Collect every line below that contains the word "title".

(Record set):
========================================================================
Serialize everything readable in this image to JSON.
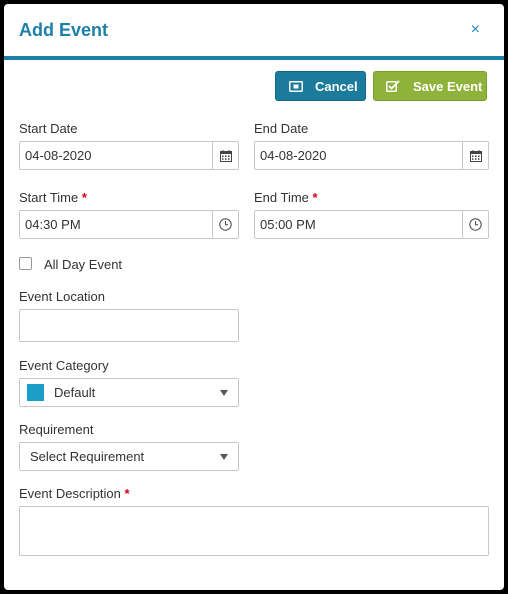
{
  "dialog": {
    "title": "Add Event",
    "close_glyph": "×"
  },
  "buttons": {
    "cancel_label": "Cancel",
    "cancel_icon": "cancel-icon",
    "save_label": "Save Event",
    "save_icon": "check-square-icon"
  },
  "fields": {
    "start_date": {
      "label": "Start Date",
      "value": "04-08-2020",
      "icon": "calendar-icon"
    },
    "end_date": {
      "label": "End Date",
      "value": "04-08-2020",
      "icon": "calendar-icon"
    },
    "start_time": {
      "label": "Start Time",
      "required_mark": "*",
      "value": "04:30 PM",
      "icon": "clock-icon"
    },
    "end_time": {
      "label": "End Time",
      "required_mark": "*",
      "value": "05:00 PM",
      "icon": "clock-icon"
    },
    "all_day": {
      "label": "All Day Event",
      "checked": false
    },
    "location": {
      "label": "Event Location",
      "value": ""
    },
    "category": {
      "label": "Event Category",
      "value": "Default",
      "swatch_color": "#1a9ec7"
    },
    "requirement": {
      "label": "Requirement",
      "value": "Select Requirement"
    },
    "description": {
      "label": "Event Description",
      "required_mark": "*",
      "value": ""
    }
  },
  "colors": {
    "accent": "#1e7fa7",
    "cancel_bg": "#1a7b9c",
    "save_bg": "#8fb33a",
    "required": "#d0021b"
  }
}
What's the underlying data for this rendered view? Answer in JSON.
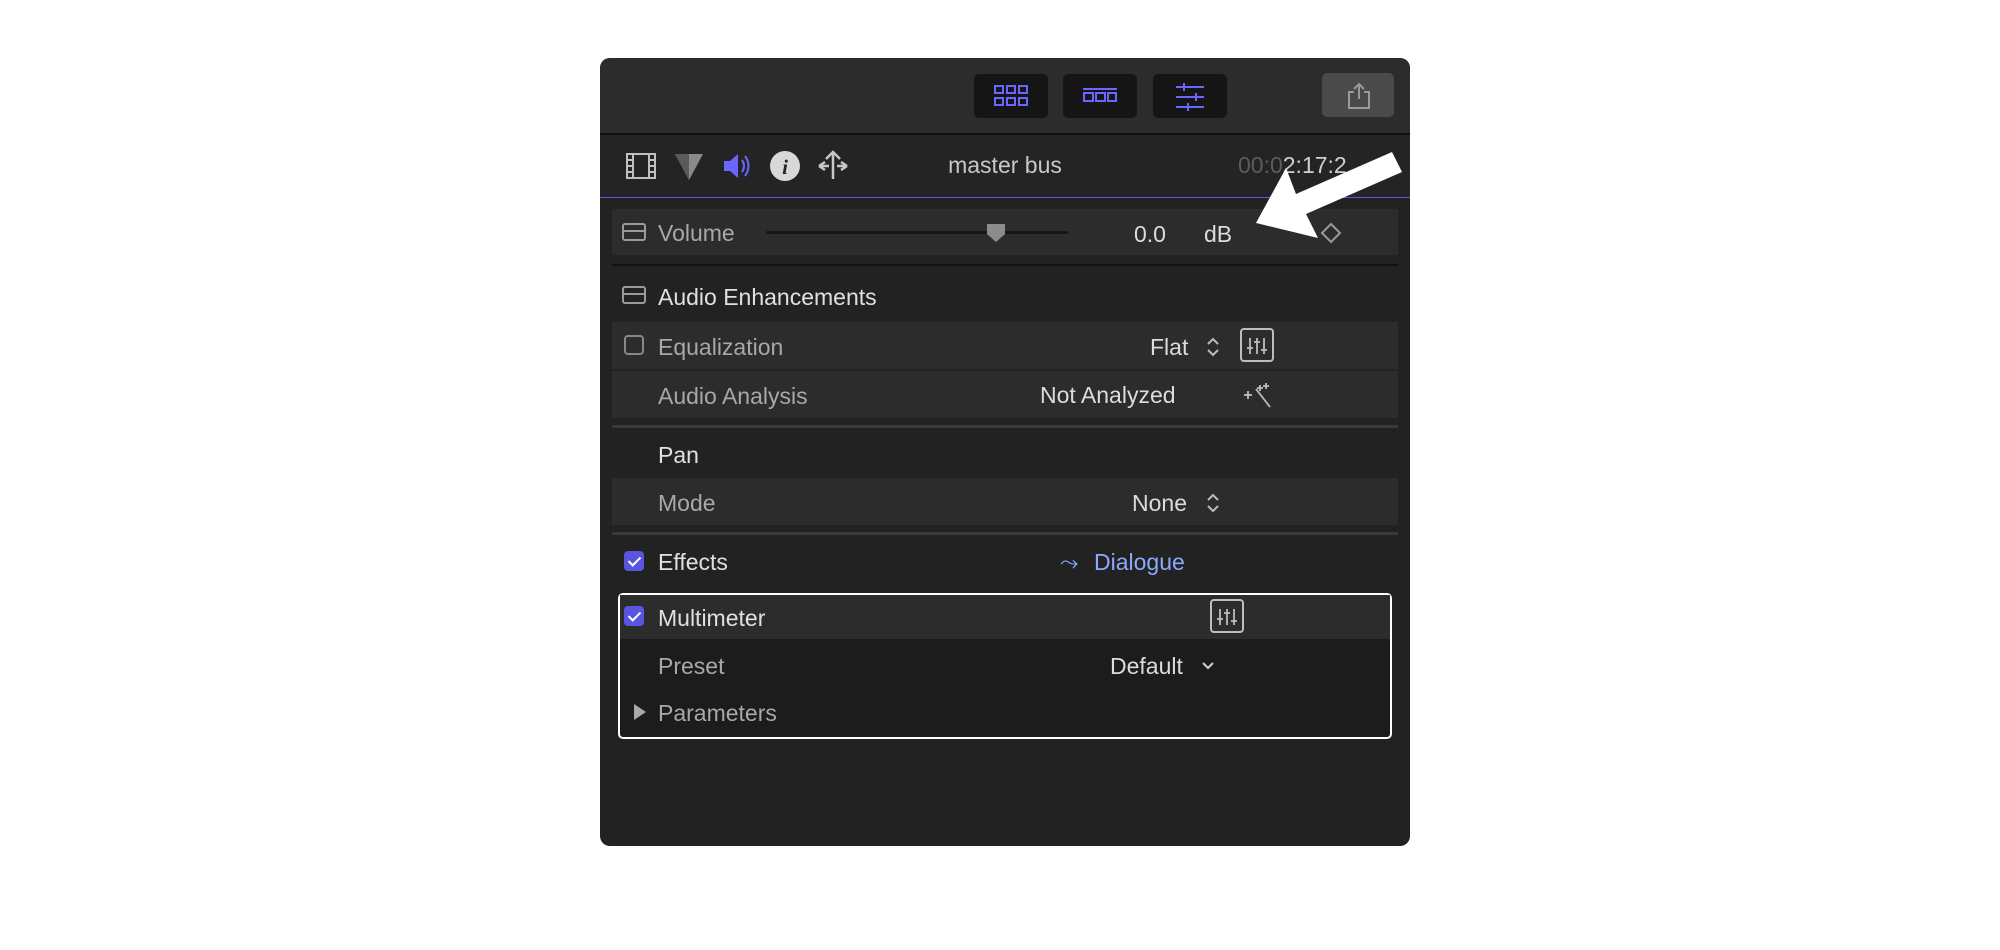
{
  "header": {
    "clip_name": "master bus",
    "timecode_dim": "00:0",
    "timecode_main": "2:17:2"
  },
  "volume": {
    "label": "Volume",
    "value": "0.0",
    "unit": "dB",
    "slider_fraction": 0.77
  },
  "audio_enhancements": {
    "title": "Audio Enhancements",
    "equalization": {
      "label": "Equalization",
      "value": "Flat",
      "enabled": false
    },
    "analysis": {
      "label": "Audio Analysis",
      "value": "Not Analyzed"
    }
  },
  "pan": {
    "title": "Pan",
    "mode_label": "Mode",
    "mode_value": "None"
  },
  "effects": {
    "title": "Effects",
    "enabled": true,
    "role_arrow": "⤳",
    "role": "Dialogue",
    "multimeter": {
      "label": "Multimeter",
      "enabled": true,
      "preset_label": "Preset",
      "preset_value": "Default",
      "parameters_label": "Parameters"
    }
  },
  "colors": {
    "accent": "#5a55e0",
    "role_text": "#8ea8ff",
    "panel_bg": "#222222"
  },
  "icons": [
    "grid-icon",
    "filmstrip-row-icon",
    "inspector-sliders-icon",
    "share-icon",
    "film-icon",
    "color-icon",
    "audio-speaker-icon",
    "info-icon",
    "transform-icon",
    "keyframe-icon",
    "eq-icon",
    "magic-wand-icon"
  ]
}
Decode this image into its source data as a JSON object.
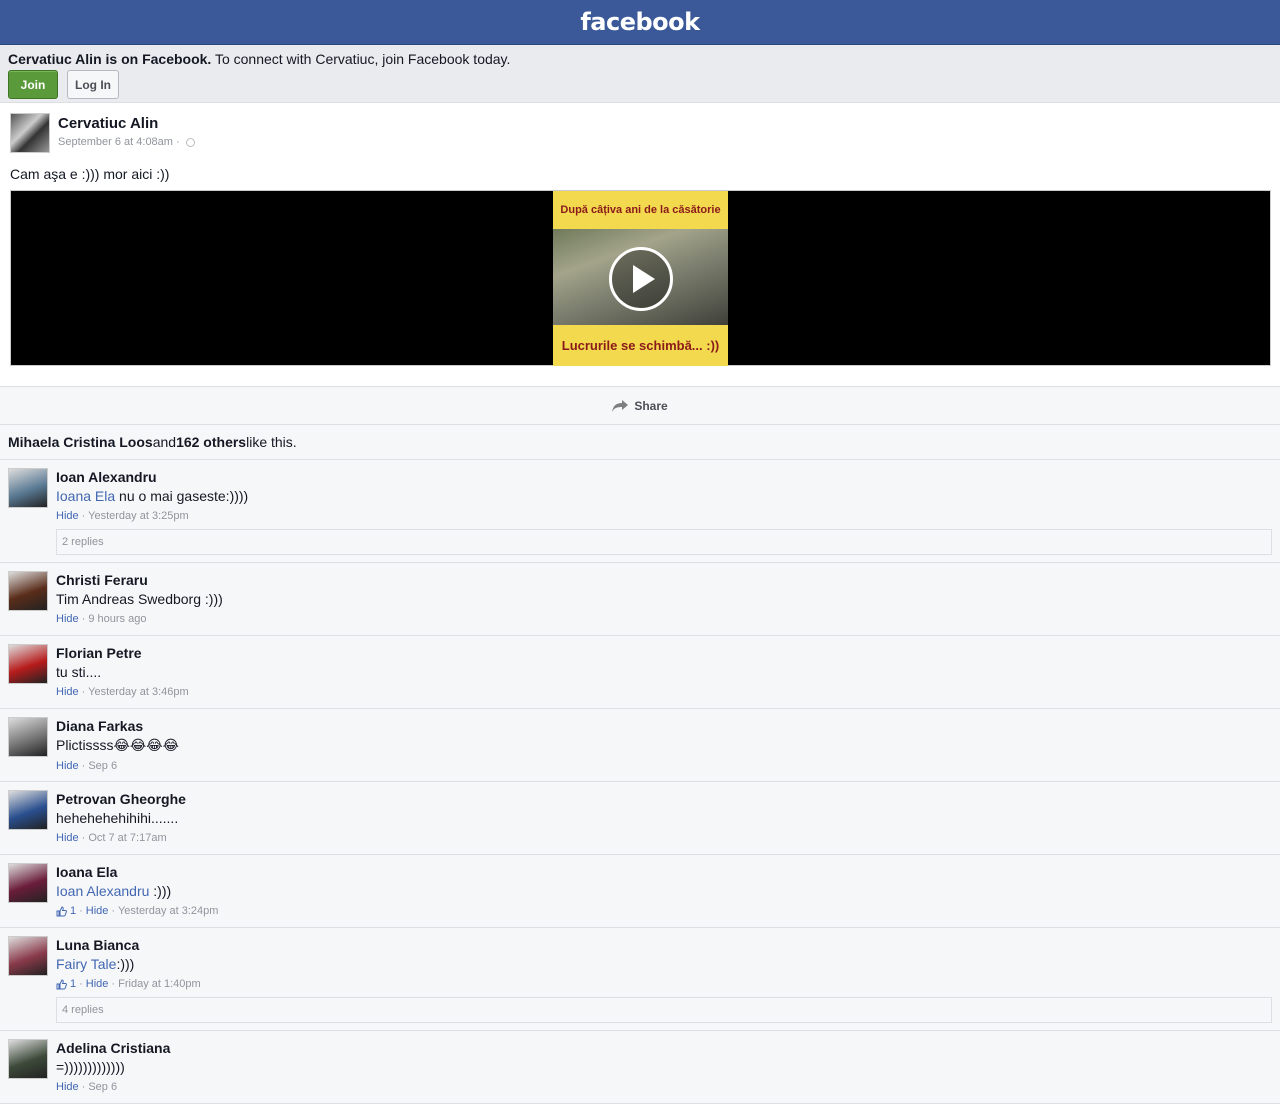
{
  "header": {
    "logo": "facebook"
  },
  "join_banner": {
    "name": "Cervatiuc Alin is on Facebook.",
    "text": " To connect with Cervatiuc, join Facebook today.",
    "join_label": "Join",
    "login_label": "Log In"
  },
  "post": {
    "author": "Cervatiuc Alin",
    "time": "September 6 at 4:08am ·",
    "text": "Cam aşa e :))) mor aici :))",
    "video_top": "După câțiva ani de la căsătorie",
    "video_bottom": "Lucrurile se schimbă... :))"
  },
  "share_label": "Share",
  "likes": {
    "first": "Mihaela Cristina Loos",
    "and": " and ",
    "others": "162 others",
    "suffix": " like this."
  },
  "comments": [
    {
      "name": "Ioan Alexandru",
      "mention": "Ioana Ela",
      "text": " nu o mai gaseste:))))",
      "likes": "",
      "hide": "Hide",
      "time": "· Yesterday at 3:25pm",
      "replies": "2 replies",
      "avatar_color": "#5a7a94"
    },
    {
      "name": "Christi Feraru",
      "mention": "",
      "text": "Tim Andreas Swedborg :)))",
      "likes": "",
      "hide": "Hide",
      "time": "· 9 hours ago",
      "replies": "",
      "avatar_color": "#5a2d1a"
    },
    {
      "name": "Florian Petre",
      "mention": "",
      "text": "tu sti....",
      "likes": "",
      "hide": "Hide",
      "time": "· Yesterday at 3:46pm",
      "replies": "",
      "avatar_color": "#b71c1c"
    },
    {
      "name": "Diana Farkas",
      "mention": "",
      "text": "Plictissss😂😂😂😂",
      "likes": "",
      "hide": "Hide",
      "time": "· Sep 6",
      "replies": "",
      "avatar_color": "#777777"
    },
    {
      "name": "Petrovan Gheorghe",
      "mention": "",
      "text": "hehehehehihihi.......",
      "likes": "",
      "hide": "Hide",
      "time": "· Oct 7 at 7:17am",
      "replies": "",
      "avatar_color": "#2a4f8f"
    },
    {
      "name": "Ioana Ela",
      "mention": "Ioan Alexandru",
      "text": " :)))",
      "likes": "1",
      "hide": "Hide",
      "time": "· Yesterday at 3:24pm",
      "replies": "",
      "avatar_color": "#6b1d3a"
    },
    {
      "name": "Luna Bianca",
      "mention": "Fairy Tale",
      "text": ":)))",
      "likes": "1",
      "hide": "Hide",
      "time": "· Friday at 1:40pm",
      "replies": "4 replies",
      "avatar_color": "#8a3a4a"
    },
    {
      "name": "Adelina Cristiana",
      "mention": "",
      "text": "=)))))))))))))",
      "likes": "",
      "hide": "Hide",
      "time": "· Sep 6",
      "replies": "",
      "avatar_color": "#3d4a3a"
    }
  ]
}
========================================================================
(Response to this exercise):
    "title": "Add Event",
    "title": "Audio Enhancements",
    "title": "Pan",
    "title": "Effects",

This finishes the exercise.